TASK PROMPT:
Copy each line of the data beneath in which the word "研究方向" appears.

[Entries of transcribed document text]

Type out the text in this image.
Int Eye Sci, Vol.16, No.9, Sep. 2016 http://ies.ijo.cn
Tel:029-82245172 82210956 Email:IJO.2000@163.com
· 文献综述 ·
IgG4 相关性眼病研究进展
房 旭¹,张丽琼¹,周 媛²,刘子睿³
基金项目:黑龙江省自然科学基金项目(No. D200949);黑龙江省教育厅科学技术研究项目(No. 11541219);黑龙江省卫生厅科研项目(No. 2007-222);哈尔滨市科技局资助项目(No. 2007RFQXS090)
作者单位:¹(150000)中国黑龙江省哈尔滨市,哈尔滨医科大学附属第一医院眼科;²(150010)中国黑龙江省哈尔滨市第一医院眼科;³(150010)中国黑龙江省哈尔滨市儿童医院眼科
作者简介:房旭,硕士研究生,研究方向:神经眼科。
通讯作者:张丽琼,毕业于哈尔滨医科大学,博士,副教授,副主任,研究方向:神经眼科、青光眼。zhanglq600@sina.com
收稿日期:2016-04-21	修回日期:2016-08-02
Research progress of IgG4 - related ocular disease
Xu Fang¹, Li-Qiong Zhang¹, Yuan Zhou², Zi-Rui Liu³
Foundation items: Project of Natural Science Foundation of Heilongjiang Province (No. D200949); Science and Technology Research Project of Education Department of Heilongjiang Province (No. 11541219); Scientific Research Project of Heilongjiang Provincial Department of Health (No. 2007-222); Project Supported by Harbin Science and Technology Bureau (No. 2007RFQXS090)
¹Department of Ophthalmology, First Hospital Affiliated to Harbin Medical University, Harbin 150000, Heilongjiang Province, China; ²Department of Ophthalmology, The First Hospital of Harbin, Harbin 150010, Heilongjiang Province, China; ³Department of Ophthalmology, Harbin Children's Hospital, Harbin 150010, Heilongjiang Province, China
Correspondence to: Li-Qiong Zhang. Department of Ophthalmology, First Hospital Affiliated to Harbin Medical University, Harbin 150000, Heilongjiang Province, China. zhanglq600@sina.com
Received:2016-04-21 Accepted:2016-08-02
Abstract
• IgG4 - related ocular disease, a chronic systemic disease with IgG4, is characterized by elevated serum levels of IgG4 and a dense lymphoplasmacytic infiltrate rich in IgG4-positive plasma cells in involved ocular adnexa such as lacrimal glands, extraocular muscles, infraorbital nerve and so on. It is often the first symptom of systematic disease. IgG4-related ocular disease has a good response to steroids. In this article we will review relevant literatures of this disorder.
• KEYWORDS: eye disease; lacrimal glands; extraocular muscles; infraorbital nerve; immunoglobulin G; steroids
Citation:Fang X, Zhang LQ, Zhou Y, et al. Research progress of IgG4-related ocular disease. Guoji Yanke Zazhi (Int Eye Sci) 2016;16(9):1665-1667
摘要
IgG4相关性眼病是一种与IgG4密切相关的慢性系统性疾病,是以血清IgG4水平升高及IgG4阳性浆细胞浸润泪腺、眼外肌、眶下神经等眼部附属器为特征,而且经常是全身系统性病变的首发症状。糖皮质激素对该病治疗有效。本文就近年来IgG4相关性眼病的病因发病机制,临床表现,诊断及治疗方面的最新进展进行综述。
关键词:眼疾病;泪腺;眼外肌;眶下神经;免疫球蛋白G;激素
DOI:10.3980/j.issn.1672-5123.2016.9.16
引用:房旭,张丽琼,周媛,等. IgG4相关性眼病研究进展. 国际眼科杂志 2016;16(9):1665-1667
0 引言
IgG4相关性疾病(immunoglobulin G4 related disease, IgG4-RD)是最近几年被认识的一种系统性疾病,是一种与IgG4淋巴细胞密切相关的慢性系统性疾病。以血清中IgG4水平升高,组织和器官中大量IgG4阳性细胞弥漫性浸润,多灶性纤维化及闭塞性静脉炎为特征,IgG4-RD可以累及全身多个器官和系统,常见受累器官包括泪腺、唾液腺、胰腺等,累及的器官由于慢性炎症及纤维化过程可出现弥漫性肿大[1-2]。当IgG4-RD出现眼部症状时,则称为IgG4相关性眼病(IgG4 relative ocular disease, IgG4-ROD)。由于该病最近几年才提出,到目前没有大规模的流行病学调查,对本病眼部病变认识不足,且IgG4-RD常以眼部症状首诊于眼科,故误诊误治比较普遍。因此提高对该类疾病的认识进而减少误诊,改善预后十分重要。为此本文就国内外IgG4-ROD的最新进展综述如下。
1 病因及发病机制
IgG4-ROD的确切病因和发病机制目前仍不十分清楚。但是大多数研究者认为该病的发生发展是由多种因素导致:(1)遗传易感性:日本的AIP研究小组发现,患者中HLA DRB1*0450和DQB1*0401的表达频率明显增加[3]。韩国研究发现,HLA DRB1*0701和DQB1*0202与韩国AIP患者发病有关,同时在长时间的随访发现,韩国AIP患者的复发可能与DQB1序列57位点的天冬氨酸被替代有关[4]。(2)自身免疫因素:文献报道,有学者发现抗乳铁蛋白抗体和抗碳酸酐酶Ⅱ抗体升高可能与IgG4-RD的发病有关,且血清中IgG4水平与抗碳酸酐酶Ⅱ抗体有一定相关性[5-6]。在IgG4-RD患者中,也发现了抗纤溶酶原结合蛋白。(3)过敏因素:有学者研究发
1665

EXERCISE ANSWER:
作者简介:房旭,硕士研究生,研究方向:神经眼科。
通讯作者:张丽琼,毕业于哈尔滨医科大学,博士,副教授,副主任,研究方向:神经眼科、青光眼。zhanglq600@sina.com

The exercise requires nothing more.